**PROBLEM STATEMENT**
This exercise calls for the records to be repeated in full, exactly as written.

(PROVIDED MATERIAL Opens)

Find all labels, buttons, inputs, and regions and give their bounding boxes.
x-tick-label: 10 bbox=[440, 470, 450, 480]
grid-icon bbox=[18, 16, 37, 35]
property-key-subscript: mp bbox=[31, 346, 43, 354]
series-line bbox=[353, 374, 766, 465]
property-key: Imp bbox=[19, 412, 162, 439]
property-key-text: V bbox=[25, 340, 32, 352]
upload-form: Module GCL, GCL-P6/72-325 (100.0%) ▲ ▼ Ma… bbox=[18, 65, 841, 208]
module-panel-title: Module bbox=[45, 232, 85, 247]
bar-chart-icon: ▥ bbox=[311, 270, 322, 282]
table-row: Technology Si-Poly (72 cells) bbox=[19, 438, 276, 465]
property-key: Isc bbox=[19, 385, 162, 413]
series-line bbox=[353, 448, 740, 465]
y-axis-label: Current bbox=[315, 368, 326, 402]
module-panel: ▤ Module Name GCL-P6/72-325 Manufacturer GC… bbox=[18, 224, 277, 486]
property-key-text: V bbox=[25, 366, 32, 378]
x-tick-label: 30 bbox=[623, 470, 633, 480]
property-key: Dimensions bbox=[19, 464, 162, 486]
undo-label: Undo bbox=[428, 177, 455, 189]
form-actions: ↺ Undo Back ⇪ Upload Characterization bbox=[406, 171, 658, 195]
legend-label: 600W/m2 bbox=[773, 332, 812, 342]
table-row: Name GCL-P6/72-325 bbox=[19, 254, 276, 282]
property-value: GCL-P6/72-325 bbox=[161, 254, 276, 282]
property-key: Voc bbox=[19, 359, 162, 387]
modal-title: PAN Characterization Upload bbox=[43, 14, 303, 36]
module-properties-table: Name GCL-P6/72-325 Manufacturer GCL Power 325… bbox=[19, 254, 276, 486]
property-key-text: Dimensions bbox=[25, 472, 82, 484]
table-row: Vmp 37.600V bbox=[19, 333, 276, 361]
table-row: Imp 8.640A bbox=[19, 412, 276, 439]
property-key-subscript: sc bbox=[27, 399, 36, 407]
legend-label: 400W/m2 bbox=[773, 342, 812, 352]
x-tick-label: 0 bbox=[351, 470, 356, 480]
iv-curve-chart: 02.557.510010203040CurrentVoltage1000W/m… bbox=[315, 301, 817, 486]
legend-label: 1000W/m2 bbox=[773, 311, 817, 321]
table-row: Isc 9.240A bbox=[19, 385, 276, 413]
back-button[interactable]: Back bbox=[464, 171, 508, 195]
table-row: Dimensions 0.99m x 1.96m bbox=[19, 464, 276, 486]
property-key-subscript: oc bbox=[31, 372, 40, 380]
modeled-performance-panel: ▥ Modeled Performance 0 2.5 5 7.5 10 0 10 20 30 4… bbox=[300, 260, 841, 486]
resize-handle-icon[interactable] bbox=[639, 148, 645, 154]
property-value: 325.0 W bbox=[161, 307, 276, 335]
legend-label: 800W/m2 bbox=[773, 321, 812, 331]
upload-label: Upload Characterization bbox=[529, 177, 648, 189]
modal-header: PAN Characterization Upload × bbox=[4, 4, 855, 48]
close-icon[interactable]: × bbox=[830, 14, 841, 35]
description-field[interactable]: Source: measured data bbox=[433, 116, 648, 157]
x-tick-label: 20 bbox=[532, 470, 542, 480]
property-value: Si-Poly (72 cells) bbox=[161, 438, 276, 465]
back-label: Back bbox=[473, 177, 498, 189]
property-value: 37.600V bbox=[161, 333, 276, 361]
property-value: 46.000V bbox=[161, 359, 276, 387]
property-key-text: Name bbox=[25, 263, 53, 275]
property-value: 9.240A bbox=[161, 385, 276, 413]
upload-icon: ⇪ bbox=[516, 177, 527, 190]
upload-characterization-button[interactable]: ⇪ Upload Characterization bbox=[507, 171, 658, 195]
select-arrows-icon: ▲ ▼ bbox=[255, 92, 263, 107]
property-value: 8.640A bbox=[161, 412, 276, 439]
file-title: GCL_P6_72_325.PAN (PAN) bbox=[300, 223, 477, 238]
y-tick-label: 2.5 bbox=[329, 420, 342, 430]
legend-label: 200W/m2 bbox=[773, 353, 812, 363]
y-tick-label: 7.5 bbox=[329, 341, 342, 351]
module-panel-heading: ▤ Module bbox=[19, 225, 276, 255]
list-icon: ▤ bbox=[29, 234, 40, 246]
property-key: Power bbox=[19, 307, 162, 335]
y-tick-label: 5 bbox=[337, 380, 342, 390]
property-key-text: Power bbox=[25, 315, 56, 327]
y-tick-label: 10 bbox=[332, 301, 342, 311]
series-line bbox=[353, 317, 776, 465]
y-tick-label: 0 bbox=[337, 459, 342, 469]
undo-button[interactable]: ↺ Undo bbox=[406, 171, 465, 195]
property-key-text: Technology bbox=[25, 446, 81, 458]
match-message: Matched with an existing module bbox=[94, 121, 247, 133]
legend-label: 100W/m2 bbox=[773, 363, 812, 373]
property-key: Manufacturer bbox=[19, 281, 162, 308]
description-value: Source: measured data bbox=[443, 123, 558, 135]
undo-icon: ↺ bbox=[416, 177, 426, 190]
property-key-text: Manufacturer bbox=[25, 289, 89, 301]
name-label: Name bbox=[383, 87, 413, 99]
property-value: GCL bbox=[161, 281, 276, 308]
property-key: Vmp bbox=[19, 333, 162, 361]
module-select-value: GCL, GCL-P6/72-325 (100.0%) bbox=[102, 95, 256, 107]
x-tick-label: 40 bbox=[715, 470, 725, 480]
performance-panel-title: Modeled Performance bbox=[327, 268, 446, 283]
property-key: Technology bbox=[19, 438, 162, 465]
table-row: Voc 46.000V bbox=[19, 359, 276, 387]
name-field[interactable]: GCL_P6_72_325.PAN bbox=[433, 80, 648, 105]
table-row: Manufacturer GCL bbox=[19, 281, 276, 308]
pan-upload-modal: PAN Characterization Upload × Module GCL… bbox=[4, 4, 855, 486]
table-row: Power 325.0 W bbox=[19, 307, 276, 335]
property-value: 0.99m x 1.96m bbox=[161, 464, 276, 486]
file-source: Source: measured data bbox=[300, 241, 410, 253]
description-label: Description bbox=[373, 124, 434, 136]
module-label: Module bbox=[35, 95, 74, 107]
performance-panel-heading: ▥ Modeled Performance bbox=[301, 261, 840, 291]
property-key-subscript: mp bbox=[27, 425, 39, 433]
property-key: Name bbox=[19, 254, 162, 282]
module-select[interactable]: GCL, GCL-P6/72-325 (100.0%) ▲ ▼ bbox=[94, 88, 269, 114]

(PROVIDED MATERIAL Closes)

**RESULT FOR THIS EXERCISE**
Find all labels, buttons, inputs, and regions and give their bounding boxes.
x-tick-label: 10 bbox=[440, 470, 450, 480]
grid-icon bbox=[18, 16, 37, 35]
property-key-subscript: mp bbox=[31, 346, 43, 354]
series-line bbox=[353, 374, 766, 465]
property-key: Imp bbox=[19, 412, 162, 439]
property-key-text: V bbox=[25, 340, 32, 352]
upload-form: Module GCL, GCL-P6/72-325 (100.0%) ▲ ▼ Ma… bbox=[18, 65, 841, 208]
module-panel-title: Module bbox=[45, 232, 85, 247]
bar-chart-icon: ▥ bbox=[311, 270, 322, 282]
table-row: Technology Si-Poly (72 cells) bbox=[19, 438, 276, 465]
property-key: Isc bbox=[19, 385, 162, 413]
series-line bbox=[353, 448, 740, 465]
y-axis-label: Current bbox=[315, 368, 326, 402]
module-panel: ▤ Module Name GCL-P6/72-325 Manufacturer GC… bbox=[18, 224, 277, 486]
property-key-text: V bbox=[25, 366, 32, 378]
x-tick-label: 30 bbox=[623, 470, 633, 480]
property-key: Dimensions bbox=[19, 464, 162, 486]
undo-label: Undo bbox=[428, 177, 455, 189]
form-actions: ↺ Undo Back ⇪ Upload Characterization bbox=[406, 171, 658, 195]
legend-label: 600W/m2 bbox=[773, 332, 812, 342]
table-row: Name GCL-P6/72-325 bbox=[19, 254, 276, 282]
property-value: GCL-P6/72-325 bbox=[161, 254, 276, 282]
property-key: Voc bbox=[19, 359, 162, 387]
modal-title: PAN Characterization Upload bbox=[43, 14, 303, 36]
module-properties-table: Name GCL-P6/72-325 Manufacturer GCL Power 325… bbox=[19, 254, 276, 486]
property-key-text: Dimensions bbox=[25, 472, 82, 484]
table-row: Vmp 37.600V bbox=[19, 333, 276, 361]
table-row: Imp 8.640A bbox=[19, 412, 276, 439]
property-key-subscript: sc bbox=[27, 399, 36, 407]
legend-label: 400W/m2 bbox=[773, 342, 812, 352]
x-tick-label: 0 bbox=[351, 470, 356, 480]
iv-curve-chart: 02.557.510010203040CurrentVoltage1000W/m… bbox=[315, 301, 817, 486]
legend-label: 1000W/m2 bbox=[773, 311, 817, 321]
table-row: Isc 9.240A bbox=[19, 385, 276, 413]
back-button[interactable]: Back bbox=[464, 171, 508, 195]
table-row: Dimensions 0.99m x 1.96m bbox=[19, 464, 276, 486]
property-key-subscript: oc bbox=[31, 372, 40, 380]
modeled-performance-panel: ▥ Modeled Performance 0 2.5 5 7.5 10 0 10 20 30 4… bbox=[300, 260, 841, 486]
resize-handle-icon[interactable] bbox=[639, 148, 645, 154]
property-value: 325.0 W bbox=[161, 307, 276, 335]
legend-label: 800W/m2 bbox=[773, 321, 812, 331]
upload-label: Upload Characterization bbox=[529, 177, 648, 189]
modal-header: PAN Characterization Upload × bbox=[4, 4, 855, 48]
close-icon[interactable]: × bbox=[830, 14, 841, 35]
description-field[interactable]: Source: measured data bbox=[433, 116, 648, 157]
x-tick-label: 20 bbox=[532, 470, 542, 480]
property-value: Si-Poly (72 cells) bbox=[161, 438, 276, 465]
back-label: Back bbox=[473, 177, 498, 189]
property-value: 37.600V bbox=[161, 333, 276, 361]
property-value: 46.000V bbox=[161, 359, 276, 387]
property-key-text: Name bbox=[25, 263, 53, 275]
property-value: 9.240A bbox=[161, 385, 276, 413]
upload-icon: ⇪ bbox=[516, 177, 527, 190]
upload-characterization-button[interactable]: ⇪ Upload Characterization bbox=[507, 171, 658, 195]
select-arrows-icon: ▲ ▼ bbox=[255, 92, 263, 107]
property-value: 8.640A bbox=[161, 412, 276, 439]
file-title: GCL_P6_72_325.PAN (PAN) bbox=[300, 223, 477, 238]
y-tick-label: 2.5 bbox=[329, 420, 342, 430]
legend-label: 200W/m2 bbox=[773, 353, 812, 363]
y-tick-label: 7.5 bbox=[329, 341, 342, 351]
module-panel-heading: ▤ Module bbox=[19, 225, 276, 255]
list-icon: ▤ bbox=[29, 234, 40, 246]
property-key: Power bbox=[19, 307, 162, 335]
y-tick-label: 5 bbox=[337, 380, 342, 390]
property-key-text: Power bbox=[25, 315, 56, 327]
y-tick-label: 10 bbox=[332, 301, 342, 311]
series-line bbox=[353, 317, 776, 465]
y-tick-label: 0 bbox=[337, 459, 342, 469]
undo-button[interactable]: ↺ Undo bbox=[406, 171, 465, 195]
property-key-text: Technology bbox=[25, 446, 81, 458]
match-message: Matched with an existing module bbox=[94, 121, 247, 133]
legend-label: 100W/m2 bbox=[773, 363, 812, 373]
property-key: Manufacturer bbox=[19, 281, 162, 308]
description-value: Source: measured data bbox=[443, 123, 558, 135]
undo-icon: ↺ bbox=[416, 177, 426, 190]
property-key-text: Manufacturer bbox=[25, 289, 89, 301]
name-label: Name bbox=[383, 87, 413, 99]
property-value: GCL bbox=[161, 281, 276, 308]
property-key: Vmp bbox=[19, 333, 162, 361]
module-select-value: GCL, GCL-P6/72-325 (100.0%) bbox=[102, 95, 256, 107]
x-tick-label: 40 bbox=[715, 470, 725, 480]
performance-panel-title: Modeled Performance bbox=[327, 268, 446, 283]
property-key: Technology bbox=[19, 438, 162, 465]
table-row: Voc 46.000V bbox=[19, 359, 276, 387]
name-field[interactable]: GCL_P6_72_325.PAN bbox=[433, 80, 648, 105]
table-row: Manufacturer GCL bbox=[19, 281, 276, 308]
pan-upload-modal: PAN Characterization Upload × Module GCL… bbox=[4, 4, 855, 486]
table-row: Power 325.0 W bbox=[19, 307, 276, 335]
property-value: 0.99m x 1.96m bbox=[161, 464, 276, 486]
file-source: Source: measured data bbox=[300, 241, 410, 253]
description-label: Description bbox=[373, 124, 434, 136]
module-label: Module bbox=[35, 95, 74, 107]
performance-panel-heading: ▥ Modeled Performance bbox=[301, 261, 840, 291]
property-key-subscript: mp bbox=[27, 425, 39, 433]
property-key: Name bbox=[19, 254, 162, 282]
module-select[interactable]: GCL, GCL-P6/72-325 (100.0%) ▲ ▼ bbox=[94, 88, 269, 114]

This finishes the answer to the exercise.